* [JOB] Write each line word for word, from the line that contains "Decode this image" through the last line of the material below.

◇ ◇ ◇ ◇ ◇ ◇ ◇

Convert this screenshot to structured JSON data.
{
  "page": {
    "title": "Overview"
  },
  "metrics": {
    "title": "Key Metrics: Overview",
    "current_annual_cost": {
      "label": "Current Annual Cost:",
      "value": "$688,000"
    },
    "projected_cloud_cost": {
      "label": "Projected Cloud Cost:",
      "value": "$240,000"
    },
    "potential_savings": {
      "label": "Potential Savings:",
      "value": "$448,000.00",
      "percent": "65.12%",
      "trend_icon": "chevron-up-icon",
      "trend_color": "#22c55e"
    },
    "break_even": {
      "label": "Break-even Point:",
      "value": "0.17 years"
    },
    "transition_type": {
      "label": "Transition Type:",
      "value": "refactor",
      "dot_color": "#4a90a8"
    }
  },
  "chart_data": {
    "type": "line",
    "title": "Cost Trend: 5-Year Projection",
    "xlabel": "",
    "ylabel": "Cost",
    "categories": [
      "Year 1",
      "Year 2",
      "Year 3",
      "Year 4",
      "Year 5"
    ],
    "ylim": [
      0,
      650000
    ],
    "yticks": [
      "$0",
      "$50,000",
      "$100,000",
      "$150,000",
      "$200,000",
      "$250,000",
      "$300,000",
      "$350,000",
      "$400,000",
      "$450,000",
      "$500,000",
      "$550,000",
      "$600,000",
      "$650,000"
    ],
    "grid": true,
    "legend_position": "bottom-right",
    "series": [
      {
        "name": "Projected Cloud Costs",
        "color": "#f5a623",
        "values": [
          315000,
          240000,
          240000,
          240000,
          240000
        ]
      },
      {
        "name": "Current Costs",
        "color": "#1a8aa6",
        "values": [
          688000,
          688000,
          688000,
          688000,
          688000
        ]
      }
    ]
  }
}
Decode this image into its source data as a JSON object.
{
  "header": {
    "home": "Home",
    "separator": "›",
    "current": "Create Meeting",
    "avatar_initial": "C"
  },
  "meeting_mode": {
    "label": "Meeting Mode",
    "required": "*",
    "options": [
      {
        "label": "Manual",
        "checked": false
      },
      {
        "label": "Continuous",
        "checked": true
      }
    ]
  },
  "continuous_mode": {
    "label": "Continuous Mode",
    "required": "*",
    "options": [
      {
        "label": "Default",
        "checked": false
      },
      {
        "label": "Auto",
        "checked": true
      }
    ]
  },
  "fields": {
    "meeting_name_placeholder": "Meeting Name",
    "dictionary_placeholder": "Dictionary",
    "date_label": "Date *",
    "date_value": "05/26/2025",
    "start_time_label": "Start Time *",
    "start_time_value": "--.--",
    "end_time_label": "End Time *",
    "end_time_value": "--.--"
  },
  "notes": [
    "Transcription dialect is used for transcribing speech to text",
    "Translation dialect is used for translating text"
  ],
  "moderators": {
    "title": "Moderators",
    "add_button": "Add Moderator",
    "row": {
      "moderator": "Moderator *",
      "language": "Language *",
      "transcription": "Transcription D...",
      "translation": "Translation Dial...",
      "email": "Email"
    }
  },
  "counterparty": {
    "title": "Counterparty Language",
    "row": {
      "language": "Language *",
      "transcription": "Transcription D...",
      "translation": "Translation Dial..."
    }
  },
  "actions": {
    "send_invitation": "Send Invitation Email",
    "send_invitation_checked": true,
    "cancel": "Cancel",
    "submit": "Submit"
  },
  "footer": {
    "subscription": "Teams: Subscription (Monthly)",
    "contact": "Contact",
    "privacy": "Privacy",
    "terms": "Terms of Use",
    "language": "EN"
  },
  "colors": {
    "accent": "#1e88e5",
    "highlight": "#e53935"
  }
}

◇ ◇ ◇ ◇ ◇ ◇ ◇

* [THE OUTPUT]
Decode this image into its source data as a JSON object.
{
  "header": {
    "home": "Home",
    "separator": "›",
    "current": "Create Meeting",
    "avatar_initial": "C"
  },
  "meeting_mode": {
    "label": "Meeting Mode",
    "required": "*",
    "options": [
      {
        "label": "Manual",
        "checked": false
      },
      {
        "label": "Continuous",
        "checked": true
      }
    ]
  },
  "continuous_mode": {
    "label": "Continuous Mode",
    "required": "*",
    "options": [
      {
        "label": "Default",
        "checked": false
      },
      {
        "label": "Auto",
        "checked": true
      }
    ]
  },
  "fields": {
    "meeting_name_placeholder": "Meeting Name",
    "dictionary_placeholder": "Dictionary",
    "date_label": "Date *",
    "date_value": "05/26/2025",
    "start_time_label": "Start Time *",
    "start_time_value": "--.--",
    "end_time_label": "End Time *",
    "end_time_value": "--.--"
  },
  "notes": [
    "Transcription dialect is used for transcribing speech to text",
    "Translation dialect is used for translating text"
  ],
  "moderators": {
    "title": "Moderators",
    "add_button": "Add Moderator",
    "row": {
      "moderator": "Moderator *",
      "language": "Language *",
      "transcription": "Transcription D...",
      "translation": "Translation Dial...",
      "email": "Email"
    }
  },
  "counterparty": {
    "title": "Counterparty Language",
    "row": {
      "language": "Language *",
      "transcription": "Transcription D...",
      "translation": "Translation Dial..."
    }
  },
  "actions": {
    "send_invitation": "Send Invitation Email",
    "send_invitation_checked": true,
    "cancel": "Cancel",
    "submit": "Submit"
  },
  "footer": {
    "subscription": "Teams: Subscription (Monthly)",
    "contact": "Contact",
    "privacy": "Privacy",
    "terms": "Terms of Use",
    "language": "EN"
  },
  "colors": {
    "accent": "#1e88e5",
    "highlight": "#e53935"
  }
}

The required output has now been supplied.